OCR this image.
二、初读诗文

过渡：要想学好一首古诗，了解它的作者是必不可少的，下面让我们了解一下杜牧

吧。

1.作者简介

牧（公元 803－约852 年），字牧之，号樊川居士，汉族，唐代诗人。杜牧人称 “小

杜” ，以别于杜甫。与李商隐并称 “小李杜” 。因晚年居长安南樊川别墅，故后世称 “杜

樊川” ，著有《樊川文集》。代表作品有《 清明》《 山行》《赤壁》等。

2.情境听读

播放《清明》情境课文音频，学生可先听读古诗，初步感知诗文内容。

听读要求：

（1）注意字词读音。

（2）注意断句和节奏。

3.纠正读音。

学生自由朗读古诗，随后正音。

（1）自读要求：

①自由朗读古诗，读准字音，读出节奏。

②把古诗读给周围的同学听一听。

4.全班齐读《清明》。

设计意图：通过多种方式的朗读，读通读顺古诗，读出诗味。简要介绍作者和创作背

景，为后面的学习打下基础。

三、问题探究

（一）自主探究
○ ○ ○ ○ ○ ○ ○
**Written exercise**
Extract each record, keeping it identical to the original.

**Task solution**
OCR this image.
二、初读诗文

过渡：要想学好一首古诗，了解它的作者是必不可少的，下面让我们了解一下杜牧

吧。

1.作者简介

牧（公元 803－约852 年），字牧之，号樊川居士，汉族，唐代诗人。杜牧人称 “小

杜” ，以别于杜甫。与李商隐并称 “小李杜” 。因晚年居长安南樊川别墅，故后世称 “杜

樊川” ，著有《樊川文集》。代表作品有《 清明》《 山行》《赤壁》等。

2.情境听读

播放《清明》情境课文音频，学生可先听读古诗，初步感知诗文内容。

听读要求：

（1）注意字词读音。

（2）注意断句和节奏。

3.纠正读音。

学生自由朗读古诗，随后正音。

（1）自读要求：

①自由朗读古诗，读准字音，读出节奏。

②把古诗读给周围的同学听一听。

4.全班齐读《清明》。

设计意图：通过多种方式的朗读，读通读顺古诗，读出诗味。简要介绍作者和创作背

景，为后面的学习打下基础。

三、问题探究

（一）自主探究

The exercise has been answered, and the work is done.